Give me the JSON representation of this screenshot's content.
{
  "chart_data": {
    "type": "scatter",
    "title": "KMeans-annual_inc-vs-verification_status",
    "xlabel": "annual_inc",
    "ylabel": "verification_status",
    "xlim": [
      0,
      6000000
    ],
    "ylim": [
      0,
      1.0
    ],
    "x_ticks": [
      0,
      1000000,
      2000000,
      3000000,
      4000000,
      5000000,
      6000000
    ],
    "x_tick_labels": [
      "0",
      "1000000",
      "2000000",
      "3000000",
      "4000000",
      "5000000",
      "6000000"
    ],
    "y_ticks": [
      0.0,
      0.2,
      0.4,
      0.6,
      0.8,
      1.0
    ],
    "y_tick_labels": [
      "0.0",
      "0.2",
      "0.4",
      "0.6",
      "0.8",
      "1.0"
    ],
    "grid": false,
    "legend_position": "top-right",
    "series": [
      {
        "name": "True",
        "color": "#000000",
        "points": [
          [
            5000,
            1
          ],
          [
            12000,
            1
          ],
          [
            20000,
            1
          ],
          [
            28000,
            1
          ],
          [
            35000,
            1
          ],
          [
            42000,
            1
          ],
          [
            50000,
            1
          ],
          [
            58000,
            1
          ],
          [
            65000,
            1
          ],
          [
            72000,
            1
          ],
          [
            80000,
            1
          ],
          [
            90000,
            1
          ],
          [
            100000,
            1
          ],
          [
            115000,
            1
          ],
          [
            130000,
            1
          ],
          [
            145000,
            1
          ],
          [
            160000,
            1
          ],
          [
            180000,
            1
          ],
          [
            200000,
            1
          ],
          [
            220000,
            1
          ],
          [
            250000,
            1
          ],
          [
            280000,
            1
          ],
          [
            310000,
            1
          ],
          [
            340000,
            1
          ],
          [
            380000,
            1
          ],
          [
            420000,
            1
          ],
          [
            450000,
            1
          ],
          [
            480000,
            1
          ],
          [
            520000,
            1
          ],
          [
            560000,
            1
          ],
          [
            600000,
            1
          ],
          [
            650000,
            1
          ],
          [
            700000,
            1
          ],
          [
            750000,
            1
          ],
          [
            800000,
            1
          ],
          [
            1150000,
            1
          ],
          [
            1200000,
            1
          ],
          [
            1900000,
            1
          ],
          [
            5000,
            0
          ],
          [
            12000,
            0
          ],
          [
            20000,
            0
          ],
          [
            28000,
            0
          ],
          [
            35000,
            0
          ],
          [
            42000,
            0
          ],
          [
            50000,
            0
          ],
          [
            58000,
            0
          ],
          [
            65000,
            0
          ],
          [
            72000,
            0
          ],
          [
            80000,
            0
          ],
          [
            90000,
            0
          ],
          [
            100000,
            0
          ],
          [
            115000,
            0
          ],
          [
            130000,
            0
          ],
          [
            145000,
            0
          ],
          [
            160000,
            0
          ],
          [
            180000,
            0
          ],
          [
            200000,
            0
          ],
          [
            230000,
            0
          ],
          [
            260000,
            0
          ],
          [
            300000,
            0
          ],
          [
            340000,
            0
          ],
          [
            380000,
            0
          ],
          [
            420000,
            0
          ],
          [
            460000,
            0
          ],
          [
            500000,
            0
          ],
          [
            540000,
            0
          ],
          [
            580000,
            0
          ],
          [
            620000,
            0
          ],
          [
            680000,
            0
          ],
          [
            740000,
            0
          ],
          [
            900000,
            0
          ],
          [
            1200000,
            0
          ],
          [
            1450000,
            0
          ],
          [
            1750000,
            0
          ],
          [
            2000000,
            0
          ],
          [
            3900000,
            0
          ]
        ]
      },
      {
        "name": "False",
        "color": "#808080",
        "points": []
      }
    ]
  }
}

....................

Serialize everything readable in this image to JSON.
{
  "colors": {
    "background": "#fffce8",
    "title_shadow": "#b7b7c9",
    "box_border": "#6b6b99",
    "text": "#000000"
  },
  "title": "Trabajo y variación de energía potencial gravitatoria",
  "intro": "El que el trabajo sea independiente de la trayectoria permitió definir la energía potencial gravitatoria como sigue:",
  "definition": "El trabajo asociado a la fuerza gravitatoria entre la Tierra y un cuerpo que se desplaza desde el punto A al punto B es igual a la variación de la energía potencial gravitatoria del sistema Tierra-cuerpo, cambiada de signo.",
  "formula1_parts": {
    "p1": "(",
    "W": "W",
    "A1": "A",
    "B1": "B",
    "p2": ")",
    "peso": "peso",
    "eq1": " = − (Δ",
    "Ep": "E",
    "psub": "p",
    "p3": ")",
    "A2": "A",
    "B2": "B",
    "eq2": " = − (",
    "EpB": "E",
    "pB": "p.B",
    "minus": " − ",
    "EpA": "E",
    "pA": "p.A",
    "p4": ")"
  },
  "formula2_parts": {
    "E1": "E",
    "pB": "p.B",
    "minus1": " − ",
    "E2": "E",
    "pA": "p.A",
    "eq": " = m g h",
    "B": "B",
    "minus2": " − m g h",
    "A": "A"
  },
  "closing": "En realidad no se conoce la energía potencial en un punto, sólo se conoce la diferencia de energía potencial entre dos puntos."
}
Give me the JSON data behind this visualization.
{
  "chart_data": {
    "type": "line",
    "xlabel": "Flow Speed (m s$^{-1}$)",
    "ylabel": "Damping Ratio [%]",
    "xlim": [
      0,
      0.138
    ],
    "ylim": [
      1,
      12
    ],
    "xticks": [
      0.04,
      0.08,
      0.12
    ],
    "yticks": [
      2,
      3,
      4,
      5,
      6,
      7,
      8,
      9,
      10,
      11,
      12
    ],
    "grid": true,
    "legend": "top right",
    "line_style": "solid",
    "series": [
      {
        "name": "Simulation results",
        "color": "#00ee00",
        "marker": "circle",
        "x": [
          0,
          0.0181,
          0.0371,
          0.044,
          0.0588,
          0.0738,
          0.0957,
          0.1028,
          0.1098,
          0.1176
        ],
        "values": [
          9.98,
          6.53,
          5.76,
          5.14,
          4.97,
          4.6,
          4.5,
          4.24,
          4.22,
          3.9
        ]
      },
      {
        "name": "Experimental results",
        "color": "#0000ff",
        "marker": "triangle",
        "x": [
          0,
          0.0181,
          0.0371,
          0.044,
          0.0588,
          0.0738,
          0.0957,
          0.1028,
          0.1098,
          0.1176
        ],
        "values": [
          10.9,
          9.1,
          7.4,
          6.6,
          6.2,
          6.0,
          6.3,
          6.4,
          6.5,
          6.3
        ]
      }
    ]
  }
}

....................

- **Description of the task**: Only the number is wanted: how many lines of the material contain the word "Give"?

- **Solution to this problem**: 2